**Input data**
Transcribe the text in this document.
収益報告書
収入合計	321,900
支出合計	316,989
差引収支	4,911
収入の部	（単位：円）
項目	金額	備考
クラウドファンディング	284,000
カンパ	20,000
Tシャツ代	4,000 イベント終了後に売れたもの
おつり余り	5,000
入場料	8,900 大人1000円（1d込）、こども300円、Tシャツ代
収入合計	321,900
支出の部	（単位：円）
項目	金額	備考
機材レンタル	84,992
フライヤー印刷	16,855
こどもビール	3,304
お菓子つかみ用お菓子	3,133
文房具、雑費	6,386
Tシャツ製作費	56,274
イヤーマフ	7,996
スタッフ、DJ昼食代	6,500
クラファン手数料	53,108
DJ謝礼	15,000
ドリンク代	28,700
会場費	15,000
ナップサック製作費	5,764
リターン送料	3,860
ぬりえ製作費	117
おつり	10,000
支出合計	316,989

* * *

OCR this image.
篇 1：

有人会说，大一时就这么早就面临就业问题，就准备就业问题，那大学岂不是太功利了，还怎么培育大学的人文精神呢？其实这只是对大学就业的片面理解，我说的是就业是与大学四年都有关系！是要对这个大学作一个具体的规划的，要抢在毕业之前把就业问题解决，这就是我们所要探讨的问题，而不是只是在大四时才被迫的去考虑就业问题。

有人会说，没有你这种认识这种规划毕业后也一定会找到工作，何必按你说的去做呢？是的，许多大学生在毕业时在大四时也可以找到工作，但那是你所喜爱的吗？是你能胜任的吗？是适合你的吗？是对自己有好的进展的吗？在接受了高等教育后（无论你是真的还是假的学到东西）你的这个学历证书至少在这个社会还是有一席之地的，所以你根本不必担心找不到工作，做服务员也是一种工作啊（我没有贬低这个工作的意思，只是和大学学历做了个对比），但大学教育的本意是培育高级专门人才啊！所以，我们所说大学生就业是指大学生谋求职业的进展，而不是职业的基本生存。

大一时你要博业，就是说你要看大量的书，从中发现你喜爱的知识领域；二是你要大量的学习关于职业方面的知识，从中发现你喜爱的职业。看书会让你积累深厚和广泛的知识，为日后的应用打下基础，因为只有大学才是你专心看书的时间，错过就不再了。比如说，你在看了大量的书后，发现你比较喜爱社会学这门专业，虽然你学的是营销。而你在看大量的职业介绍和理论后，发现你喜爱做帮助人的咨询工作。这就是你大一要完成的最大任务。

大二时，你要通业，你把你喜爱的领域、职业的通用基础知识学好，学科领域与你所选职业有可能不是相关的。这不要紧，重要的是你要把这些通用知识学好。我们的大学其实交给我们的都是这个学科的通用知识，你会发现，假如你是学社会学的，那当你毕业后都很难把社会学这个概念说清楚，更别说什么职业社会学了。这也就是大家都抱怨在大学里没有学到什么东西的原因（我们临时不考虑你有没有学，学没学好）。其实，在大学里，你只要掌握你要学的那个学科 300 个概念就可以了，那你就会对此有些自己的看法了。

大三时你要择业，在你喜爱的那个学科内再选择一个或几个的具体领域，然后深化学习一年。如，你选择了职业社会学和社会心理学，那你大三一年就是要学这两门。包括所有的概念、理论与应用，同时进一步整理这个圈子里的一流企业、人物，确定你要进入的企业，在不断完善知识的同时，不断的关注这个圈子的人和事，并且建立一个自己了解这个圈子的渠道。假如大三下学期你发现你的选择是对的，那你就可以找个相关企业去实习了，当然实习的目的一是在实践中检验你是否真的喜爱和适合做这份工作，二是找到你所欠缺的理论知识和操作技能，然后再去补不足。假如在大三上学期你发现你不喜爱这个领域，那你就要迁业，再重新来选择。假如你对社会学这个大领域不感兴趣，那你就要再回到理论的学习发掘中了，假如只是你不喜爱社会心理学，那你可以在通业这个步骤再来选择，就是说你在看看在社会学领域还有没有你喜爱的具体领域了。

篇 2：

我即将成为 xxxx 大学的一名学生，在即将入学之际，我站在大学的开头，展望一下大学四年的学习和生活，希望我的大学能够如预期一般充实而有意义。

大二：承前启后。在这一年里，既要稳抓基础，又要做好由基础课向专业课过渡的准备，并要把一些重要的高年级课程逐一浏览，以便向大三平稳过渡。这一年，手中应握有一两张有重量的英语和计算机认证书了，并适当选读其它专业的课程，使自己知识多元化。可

**Stated task**
Return every line above in which the string "Tシャツ代" occurs.

**Final result**
Tシャツ代	4,000 イベント終了後に売れたもの
入場料	8,900 大人1000円（1d込）、こども300円、Tシャツ代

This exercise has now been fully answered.